-- START EXERCISE MATERIAL --

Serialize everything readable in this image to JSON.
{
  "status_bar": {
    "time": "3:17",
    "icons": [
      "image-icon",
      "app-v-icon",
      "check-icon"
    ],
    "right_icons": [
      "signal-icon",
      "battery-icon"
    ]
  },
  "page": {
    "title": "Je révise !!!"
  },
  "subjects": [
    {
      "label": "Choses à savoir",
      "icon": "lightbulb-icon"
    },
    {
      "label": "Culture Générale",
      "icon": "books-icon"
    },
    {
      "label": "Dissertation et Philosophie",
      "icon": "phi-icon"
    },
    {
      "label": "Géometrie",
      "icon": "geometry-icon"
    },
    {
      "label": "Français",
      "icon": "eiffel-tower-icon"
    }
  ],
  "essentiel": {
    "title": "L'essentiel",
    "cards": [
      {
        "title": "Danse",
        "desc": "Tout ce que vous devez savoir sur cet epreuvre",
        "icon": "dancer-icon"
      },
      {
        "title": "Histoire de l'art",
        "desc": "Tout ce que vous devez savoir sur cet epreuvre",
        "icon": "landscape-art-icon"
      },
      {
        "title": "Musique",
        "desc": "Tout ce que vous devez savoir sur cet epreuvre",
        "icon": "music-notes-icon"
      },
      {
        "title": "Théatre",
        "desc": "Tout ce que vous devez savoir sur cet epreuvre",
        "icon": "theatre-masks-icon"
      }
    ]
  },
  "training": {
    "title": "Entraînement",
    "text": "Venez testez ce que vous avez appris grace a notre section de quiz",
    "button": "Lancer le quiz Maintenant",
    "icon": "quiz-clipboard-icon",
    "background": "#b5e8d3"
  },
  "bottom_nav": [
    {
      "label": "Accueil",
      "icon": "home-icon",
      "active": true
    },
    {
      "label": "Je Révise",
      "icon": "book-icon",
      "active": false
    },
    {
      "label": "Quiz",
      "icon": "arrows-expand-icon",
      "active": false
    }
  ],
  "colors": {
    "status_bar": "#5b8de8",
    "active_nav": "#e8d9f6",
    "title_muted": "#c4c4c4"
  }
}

-- END EXERCISE MATERIAL --

▶ **REQUIREMENTS**
Reproduce the entire listing word for word.

▶ **RESULT OF THIS TASK**
Serialize everything readable in this image to JSON.
{
  "status_bar": {
    "time": "3:17",
    "icons": [
      "image-icon",
      "app-v-icon",
      "check-icon"
    ],
    "right_icons": [
      "signal-icon",
      "battery-icon"
    ]
  },
  "page": {
    "title": "Je révise !!!"
  },
  "subjects": [
    {
      "label": "Choses à savoir",
      "icon": "lightbulb-icon"
    },
    {
      "label": "Culture Générale",
      "icon": "books-icon"
    },
    {
      "label": "Dissertation et Philosophie",
      "icon": "phi-icon"
    },
    {
      "label": "Géometrie",
      "icon": "geometry-icon"
    },
    {
      "label": "Français",
      "icon": "eiffel-tower-icon"
    }
  ],
  "essentiel": {
    "title": "L'essentiel",
    "cards": [
      {
        "title": "Danse",
        "desc": "Tout ce que vous devez savoir sur cet epreuvre",
        "icon": "dancer-icon"
      },
      {
        "title": "Histoire de l'art",
        "desc": "Tout ce que vous devez savoir sur cet epreuvre",
        "icon": "landscape-art-icon"
      },
      {
        "title": "Musique",
        "desc": "Tout ce que vous devez savoir sur cet epreuvre",
        "icon": "music-notes-icon"
      },
      {
        "title": "Théatre",
        "desc": "Tout ce que vous devez savoir sur cet epreuvre",
        "icon": "theatre-masks-icon"
      }
    ]
  },
  "training": {
    "title": "Entraînement",
    "text": "Venez testez ce que vous avez appris grace a notre section de quiz",
    "button": "Lancer le quiz Maintenant",
    "icon": "quiz-clipboard-icon",
    "background": "#b5e8d3"
  },
  "bottom_nav": [
    {
      "label": "Accueil",
      "icon": "home-icon",
      "active": true
    },
    {
      "label": "Je Révise",
      "icon": "book-icon",
      "active": false
    },
    {
      "label": "Quiz",
      "icon": "arrows-expand-icon",
      "active": false
    }
  ],
  "colors": {
    "status_bar": "#5b8de8",
    "active_nav": "#e8d9f6",
    "title_muted": "#c4c4c4"
  }
}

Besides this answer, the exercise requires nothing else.